Return the lines in the rows below exactly as they appear, starting with the line that contains "x-tick-label: 90 [1727,1578,1765,1616]" and continuing through the line that contains "chart-title: FIGURE 1.".

+++ Data to use

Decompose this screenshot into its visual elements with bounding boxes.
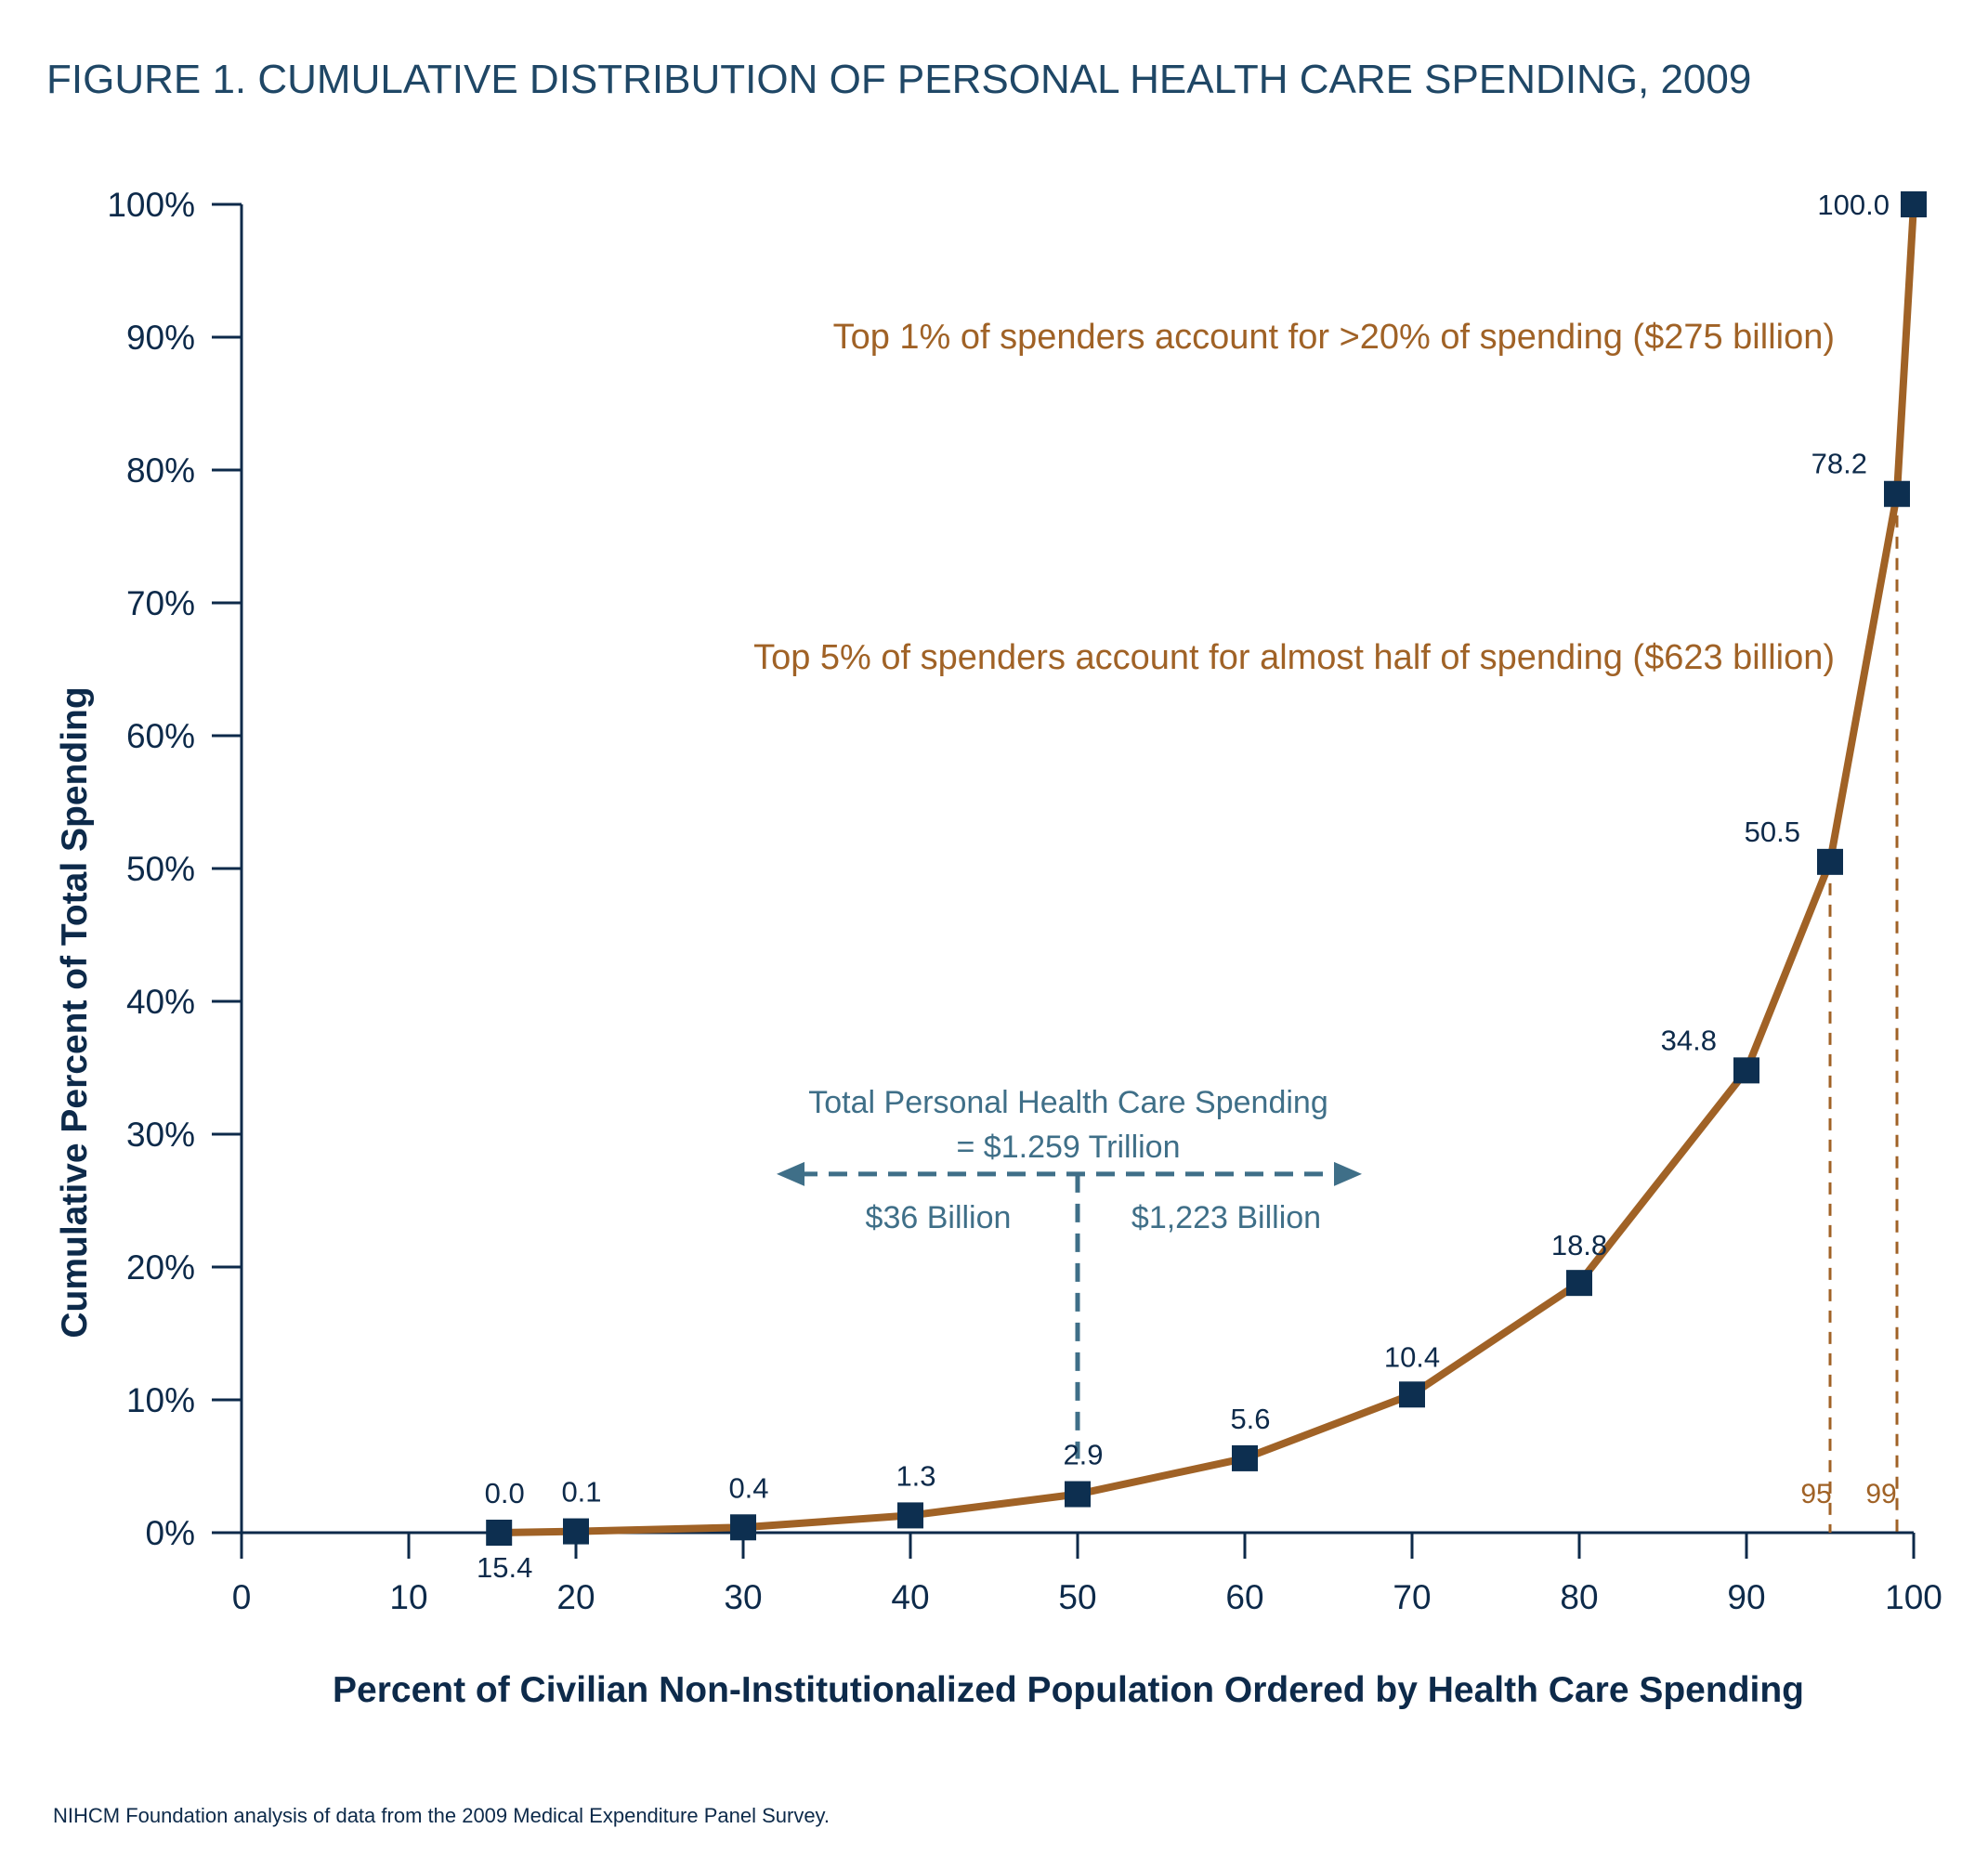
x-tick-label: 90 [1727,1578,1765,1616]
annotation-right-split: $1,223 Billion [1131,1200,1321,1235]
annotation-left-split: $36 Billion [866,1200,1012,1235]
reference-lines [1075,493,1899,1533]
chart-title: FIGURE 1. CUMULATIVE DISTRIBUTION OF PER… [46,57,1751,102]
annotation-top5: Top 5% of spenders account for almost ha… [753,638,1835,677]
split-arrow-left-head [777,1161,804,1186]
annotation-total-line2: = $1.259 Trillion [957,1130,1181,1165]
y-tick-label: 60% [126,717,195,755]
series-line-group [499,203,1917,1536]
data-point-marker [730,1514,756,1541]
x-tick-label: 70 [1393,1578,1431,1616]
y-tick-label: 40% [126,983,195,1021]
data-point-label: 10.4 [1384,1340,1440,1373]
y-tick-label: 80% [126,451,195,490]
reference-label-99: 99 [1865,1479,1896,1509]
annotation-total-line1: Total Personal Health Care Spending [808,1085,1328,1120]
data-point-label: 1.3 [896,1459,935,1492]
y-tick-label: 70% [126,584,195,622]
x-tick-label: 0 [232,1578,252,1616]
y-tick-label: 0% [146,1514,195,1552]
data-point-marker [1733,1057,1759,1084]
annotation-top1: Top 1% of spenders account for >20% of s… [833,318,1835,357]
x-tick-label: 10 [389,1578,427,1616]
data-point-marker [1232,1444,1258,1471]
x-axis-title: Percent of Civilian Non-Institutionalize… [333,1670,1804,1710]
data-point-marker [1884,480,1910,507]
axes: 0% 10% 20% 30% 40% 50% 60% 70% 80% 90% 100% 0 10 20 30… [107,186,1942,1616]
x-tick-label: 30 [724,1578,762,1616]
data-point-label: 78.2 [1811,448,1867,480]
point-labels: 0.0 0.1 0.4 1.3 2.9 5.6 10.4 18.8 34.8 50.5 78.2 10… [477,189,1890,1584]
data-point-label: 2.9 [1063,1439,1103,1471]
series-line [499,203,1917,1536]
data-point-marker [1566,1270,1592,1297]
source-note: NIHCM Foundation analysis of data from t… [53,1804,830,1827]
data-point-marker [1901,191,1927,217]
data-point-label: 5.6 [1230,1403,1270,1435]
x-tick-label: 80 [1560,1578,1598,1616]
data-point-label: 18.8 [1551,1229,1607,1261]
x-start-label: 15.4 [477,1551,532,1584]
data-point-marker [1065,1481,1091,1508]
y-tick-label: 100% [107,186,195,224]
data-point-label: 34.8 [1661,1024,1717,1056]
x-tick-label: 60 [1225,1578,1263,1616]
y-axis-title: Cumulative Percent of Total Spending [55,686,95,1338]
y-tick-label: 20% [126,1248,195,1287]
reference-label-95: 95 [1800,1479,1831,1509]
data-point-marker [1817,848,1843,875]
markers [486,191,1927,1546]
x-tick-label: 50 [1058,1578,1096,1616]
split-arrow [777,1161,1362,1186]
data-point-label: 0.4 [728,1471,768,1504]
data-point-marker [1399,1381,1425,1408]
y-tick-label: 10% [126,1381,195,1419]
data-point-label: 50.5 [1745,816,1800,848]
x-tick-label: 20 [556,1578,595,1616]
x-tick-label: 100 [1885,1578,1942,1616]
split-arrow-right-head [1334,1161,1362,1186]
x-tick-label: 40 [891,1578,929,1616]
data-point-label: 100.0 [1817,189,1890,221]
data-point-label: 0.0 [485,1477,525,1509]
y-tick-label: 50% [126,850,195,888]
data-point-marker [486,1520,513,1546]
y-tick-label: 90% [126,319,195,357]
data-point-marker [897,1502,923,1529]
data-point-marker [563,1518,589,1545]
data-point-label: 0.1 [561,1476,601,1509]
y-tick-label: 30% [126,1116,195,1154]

++++++

● Solution to this exercise:
x-tick-label: 90 [1727,1578,1765,1616]
annotation-right-split: $1,223 Billion [1131,1200,1321,1235]
annotation-left-split: $36 Billion [866,1200,1012,1235]
reference-lines [1075,493,1899,1533]
chart-title: FIGURE 1. CUMULATIVE DISTRIBUTION OF PER… [46,57,1751,102]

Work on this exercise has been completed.